(Data entries)
_ _ _ _ _

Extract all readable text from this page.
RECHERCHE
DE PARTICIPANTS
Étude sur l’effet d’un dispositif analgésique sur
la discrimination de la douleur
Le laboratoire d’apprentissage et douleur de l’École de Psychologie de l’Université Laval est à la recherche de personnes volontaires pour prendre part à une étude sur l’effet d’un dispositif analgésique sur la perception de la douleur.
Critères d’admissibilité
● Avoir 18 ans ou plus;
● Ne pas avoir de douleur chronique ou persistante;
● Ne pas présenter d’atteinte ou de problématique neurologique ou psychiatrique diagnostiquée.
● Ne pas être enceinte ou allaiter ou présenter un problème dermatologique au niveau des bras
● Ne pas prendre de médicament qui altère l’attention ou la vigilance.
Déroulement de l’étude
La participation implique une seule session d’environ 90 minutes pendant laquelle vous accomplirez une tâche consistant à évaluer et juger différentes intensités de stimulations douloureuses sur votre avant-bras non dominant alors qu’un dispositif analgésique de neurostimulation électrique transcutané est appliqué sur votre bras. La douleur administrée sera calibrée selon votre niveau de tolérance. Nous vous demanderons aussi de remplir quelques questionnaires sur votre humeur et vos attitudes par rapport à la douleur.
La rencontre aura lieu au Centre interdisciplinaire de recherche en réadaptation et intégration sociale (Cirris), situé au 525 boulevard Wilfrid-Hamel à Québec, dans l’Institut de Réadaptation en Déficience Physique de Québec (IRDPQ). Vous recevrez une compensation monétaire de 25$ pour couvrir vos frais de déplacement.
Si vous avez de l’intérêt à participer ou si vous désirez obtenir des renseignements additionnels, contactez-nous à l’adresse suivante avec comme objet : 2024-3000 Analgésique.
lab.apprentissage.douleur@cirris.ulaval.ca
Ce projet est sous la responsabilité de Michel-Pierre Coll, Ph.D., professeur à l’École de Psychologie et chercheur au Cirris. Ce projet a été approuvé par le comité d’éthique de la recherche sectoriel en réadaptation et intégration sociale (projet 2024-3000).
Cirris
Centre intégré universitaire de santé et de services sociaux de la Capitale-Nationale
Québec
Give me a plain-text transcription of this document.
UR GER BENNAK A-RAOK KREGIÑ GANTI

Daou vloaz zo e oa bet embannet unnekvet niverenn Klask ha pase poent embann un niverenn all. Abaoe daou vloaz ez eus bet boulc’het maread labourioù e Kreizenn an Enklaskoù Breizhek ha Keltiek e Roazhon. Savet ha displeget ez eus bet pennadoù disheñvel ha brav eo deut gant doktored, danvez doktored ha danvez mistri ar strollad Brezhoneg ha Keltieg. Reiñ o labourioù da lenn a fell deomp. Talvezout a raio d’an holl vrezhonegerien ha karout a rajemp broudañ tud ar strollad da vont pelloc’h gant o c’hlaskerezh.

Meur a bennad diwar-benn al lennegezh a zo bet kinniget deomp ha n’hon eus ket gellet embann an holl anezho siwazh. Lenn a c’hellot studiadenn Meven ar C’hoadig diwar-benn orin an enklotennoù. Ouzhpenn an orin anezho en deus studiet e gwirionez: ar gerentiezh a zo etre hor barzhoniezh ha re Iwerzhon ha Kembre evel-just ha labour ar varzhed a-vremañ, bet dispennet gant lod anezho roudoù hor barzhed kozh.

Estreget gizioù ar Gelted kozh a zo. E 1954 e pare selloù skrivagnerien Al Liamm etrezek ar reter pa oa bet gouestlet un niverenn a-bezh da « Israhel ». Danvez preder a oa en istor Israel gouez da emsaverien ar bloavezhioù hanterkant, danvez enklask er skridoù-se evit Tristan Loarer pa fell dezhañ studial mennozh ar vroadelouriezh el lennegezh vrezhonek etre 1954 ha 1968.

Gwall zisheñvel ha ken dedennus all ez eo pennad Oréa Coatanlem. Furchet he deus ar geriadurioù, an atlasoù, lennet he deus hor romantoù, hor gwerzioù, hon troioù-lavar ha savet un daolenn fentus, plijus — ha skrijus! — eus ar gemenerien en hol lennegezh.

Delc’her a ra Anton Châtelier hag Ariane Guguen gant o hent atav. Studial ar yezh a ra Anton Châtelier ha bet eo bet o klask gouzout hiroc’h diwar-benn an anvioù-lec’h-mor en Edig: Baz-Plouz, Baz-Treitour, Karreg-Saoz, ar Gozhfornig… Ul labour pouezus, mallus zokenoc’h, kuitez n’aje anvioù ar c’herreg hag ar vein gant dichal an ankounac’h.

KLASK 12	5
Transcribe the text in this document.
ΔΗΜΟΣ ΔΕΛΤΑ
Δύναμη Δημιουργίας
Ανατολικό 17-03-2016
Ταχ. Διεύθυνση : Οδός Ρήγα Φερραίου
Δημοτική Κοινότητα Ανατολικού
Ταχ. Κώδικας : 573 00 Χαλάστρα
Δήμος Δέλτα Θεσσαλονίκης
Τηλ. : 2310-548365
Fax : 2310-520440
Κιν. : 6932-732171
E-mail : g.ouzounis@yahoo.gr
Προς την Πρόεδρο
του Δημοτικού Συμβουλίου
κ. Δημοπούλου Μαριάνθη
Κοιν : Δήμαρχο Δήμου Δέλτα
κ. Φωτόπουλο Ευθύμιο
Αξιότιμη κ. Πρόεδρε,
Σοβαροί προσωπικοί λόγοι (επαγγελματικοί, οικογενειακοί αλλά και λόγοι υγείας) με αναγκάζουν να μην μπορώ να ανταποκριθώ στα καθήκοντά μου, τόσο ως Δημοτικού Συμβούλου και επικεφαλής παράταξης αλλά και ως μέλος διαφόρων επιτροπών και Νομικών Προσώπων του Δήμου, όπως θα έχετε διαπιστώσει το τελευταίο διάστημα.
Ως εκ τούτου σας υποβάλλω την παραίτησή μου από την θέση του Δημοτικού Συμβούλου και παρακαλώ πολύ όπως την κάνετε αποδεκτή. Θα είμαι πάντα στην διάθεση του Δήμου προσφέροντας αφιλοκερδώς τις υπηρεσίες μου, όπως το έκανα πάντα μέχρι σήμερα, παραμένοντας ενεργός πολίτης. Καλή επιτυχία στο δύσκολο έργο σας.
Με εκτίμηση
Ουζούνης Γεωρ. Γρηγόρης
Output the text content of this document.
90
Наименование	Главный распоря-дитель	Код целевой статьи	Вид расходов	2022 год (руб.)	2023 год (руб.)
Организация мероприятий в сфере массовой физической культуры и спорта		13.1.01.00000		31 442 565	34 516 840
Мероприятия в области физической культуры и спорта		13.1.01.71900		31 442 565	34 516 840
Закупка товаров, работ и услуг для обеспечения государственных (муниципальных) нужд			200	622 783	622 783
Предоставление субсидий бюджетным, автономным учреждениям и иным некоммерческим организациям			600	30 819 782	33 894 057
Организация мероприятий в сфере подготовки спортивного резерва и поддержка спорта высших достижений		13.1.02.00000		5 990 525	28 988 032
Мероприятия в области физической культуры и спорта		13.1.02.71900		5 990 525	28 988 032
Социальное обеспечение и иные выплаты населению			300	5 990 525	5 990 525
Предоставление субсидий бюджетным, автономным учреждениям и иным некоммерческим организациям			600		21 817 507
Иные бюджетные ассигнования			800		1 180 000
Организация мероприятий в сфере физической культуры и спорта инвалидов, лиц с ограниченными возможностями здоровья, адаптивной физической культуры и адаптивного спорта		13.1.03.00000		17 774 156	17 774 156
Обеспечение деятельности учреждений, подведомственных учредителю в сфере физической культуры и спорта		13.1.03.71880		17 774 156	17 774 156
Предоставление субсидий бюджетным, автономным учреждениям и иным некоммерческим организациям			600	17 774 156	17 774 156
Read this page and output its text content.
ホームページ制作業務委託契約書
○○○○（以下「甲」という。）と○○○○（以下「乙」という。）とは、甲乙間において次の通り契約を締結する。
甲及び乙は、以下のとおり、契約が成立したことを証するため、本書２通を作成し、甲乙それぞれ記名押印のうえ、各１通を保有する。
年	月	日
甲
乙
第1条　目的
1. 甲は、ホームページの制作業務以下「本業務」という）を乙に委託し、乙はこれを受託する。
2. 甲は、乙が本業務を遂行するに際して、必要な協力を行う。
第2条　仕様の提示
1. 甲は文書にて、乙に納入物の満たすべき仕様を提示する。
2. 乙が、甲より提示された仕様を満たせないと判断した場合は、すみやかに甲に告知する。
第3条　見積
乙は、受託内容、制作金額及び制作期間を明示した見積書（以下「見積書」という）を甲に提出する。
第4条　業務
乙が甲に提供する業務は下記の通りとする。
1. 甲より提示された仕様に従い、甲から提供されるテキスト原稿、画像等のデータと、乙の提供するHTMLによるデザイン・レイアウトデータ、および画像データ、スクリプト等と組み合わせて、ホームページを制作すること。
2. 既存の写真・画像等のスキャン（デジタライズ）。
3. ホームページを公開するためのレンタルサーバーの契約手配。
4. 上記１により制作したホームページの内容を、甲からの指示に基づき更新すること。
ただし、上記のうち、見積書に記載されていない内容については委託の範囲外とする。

_ _ _ _ _

Directive - Search the preceding listing for "document" and extract every line where it is found.

Task response -
Give me a plain-text transcription of this document.
Transcribe the text in this document.
Output the text content of this document.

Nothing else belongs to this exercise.